> _PROMPT_
Present, as a numbered list with blank lines omitted, the lines of the data below starting at the line that contains "y-tick-label: -10 (30, 324, 46, 334)" and ending at the line that contains "y-tick-label: -15 (30, 627, 46, 638)".

> _SUPPLIED RECORDS_
(begin)

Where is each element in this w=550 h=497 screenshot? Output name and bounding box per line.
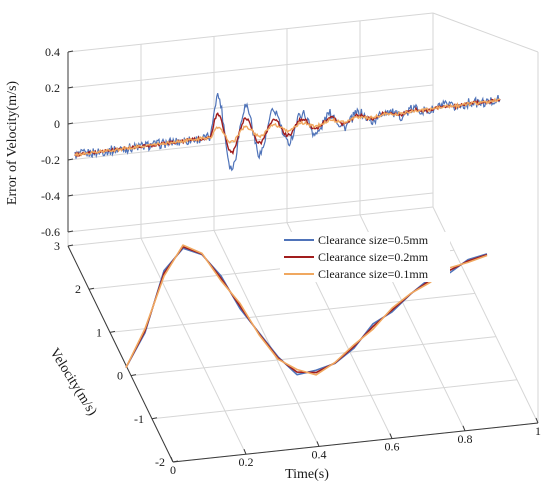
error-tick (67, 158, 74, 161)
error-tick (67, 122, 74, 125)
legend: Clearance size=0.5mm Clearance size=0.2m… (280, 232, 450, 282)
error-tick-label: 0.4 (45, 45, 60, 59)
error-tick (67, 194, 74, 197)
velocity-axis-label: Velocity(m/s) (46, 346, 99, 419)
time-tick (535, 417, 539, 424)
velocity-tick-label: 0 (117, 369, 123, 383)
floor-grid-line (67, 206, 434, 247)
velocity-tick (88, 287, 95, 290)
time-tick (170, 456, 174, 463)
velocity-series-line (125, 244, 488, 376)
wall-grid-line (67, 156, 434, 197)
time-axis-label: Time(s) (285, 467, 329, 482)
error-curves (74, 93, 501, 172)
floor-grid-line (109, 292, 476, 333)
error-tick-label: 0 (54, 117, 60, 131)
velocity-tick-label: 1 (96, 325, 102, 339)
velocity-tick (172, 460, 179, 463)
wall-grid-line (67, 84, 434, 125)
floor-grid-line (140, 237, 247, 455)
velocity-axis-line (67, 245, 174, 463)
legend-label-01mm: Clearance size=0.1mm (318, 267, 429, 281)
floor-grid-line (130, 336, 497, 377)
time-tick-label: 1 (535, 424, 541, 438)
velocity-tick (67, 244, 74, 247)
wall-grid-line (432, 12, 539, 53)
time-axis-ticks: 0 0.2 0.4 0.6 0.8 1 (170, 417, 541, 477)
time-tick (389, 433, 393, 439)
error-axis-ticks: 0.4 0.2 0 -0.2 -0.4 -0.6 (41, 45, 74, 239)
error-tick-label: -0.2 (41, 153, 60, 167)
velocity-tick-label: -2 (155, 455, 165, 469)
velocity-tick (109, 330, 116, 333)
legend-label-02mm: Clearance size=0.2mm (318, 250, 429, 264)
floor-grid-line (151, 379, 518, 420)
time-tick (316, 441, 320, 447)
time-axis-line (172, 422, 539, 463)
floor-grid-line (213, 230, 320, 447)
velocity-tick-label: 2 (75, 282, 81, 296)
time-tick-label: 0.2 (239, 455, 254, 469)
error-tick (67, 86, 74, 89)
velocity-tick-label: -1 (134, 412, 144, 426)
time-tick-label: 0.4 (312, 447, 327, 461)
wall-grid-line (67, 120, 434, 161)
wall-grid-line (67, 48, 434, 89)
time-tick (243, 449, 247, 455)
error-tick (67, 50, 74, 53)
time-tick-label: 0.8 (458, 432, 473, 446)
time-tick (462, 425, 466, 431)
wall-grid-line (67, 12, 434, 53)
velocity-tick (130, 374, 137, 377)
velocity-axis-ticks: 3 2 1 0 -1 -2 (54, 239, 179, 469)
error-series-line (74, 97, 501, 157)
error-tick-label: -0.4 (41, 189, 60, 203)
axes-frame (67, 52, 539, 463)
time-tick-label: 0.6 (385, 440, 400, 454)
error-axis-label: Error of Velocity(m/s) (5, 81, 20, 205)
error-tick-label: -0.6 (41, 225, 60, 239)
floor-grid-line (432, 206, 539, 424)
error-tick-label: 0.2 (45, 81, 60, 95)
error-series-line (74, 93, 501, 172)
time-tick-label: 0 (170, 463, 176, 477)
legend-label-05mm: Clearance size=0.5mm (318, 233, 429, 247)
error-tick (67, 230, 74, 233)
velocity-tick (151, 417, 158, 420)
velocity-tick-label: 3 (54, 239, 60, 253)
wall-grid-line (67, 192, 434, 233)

(end)
(begin)

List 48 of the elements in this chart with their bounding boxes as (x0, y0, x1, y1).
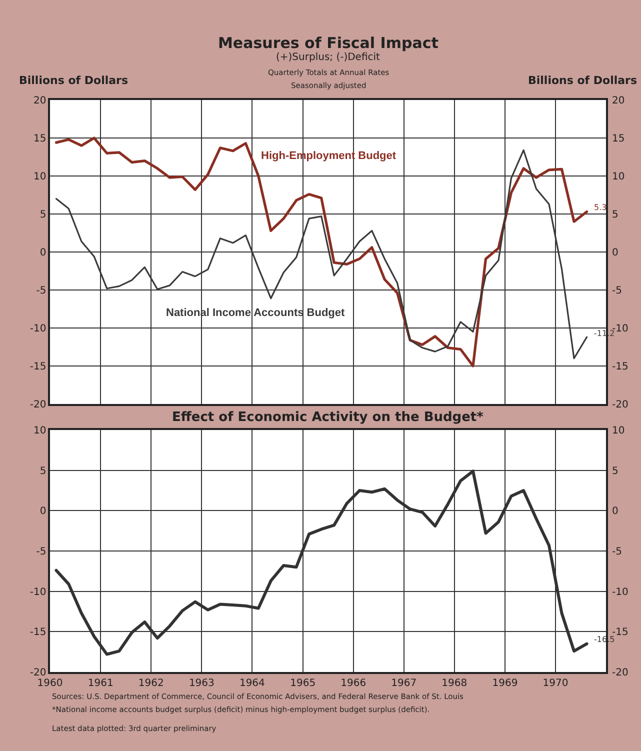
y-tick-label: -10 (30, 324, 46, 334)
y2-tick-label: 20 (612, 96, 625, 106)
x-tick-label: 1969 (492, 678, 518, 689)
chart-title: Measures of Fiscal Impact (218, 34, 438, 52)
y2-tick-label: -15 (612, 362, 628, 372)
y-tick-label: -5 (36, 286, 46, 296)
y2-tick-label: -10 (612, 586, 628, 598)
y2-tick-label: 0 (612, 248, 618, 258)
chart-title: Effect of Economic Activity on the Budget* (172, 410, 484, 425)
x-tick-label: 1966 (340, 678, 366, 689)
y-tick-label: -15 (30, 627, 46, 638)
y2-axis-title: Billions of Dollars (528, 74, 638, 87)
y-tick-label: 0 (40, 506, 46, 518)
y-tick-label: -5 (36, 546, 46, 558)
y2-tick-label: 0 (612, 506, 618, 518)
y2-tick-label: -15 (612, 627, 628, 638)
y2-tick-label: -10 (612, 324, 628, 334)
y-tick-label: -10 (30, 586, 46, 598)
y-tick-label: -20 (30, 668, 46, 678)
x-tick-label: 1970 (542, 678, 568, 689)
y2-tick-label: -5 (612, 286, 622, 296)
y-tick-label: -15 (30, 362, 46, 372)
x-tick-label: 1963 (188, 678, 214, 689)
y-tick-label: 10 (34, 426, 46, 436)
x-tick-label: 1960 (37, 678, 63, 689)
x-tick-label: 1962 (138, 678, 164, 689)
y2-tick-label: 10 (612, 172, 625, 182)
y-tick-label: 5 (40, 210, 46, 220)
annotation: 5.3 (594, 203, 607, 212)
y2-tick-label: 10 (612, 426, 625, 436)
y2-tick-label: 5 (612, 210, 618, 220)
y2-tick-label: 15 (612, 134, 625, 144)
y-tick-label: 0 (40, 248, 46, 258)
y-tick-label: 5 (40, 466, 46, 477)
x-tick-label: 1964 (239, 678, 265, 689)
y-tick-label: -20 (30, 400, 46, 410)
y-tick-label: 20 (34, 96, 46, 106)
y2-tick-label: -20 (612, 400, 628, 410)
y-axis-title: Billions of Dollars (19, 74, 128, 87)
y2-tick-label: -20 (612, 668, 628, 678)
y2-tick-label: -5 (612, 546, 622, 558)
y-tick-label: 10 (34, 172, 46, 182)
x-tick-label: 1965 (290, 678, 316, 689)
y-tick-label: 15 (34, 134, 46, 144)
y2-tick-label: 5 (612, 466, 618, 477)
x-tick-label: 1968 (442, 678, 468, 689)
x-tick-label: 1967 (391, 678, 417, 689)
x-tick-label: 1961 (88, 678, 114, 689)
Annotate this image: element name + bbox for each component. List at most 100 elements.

(end)

> _EXERCISE OUTPUT_
1. y-tick-label: -10 (30, 324, 46, 334)
2. y2-tick-label: 20 (612, 96, 625, 106)
3. x-tick-label: 1969 (492, 678, 518, 689)
4. chart-title: Measures of Fiscal Impact (218, 34, 438, 52)
5. y2-tick-label: -15 (612, 362, 628, 372)
6. y-tick-label: -5 (36, 286, 46, 296)
7. y2-tick-label: -10 (612, 586, 628, 598)
8. y2-tick-label: 0 (612, 248, 618, 258)
9. chart-title: Effect of Economic Activity on the Budget* (172, 410, 484, 425)
10. x-tick-label: 1966 (340, 678, 366, 689)
11. y-tick-label: -15 (30, 627, 46, 638)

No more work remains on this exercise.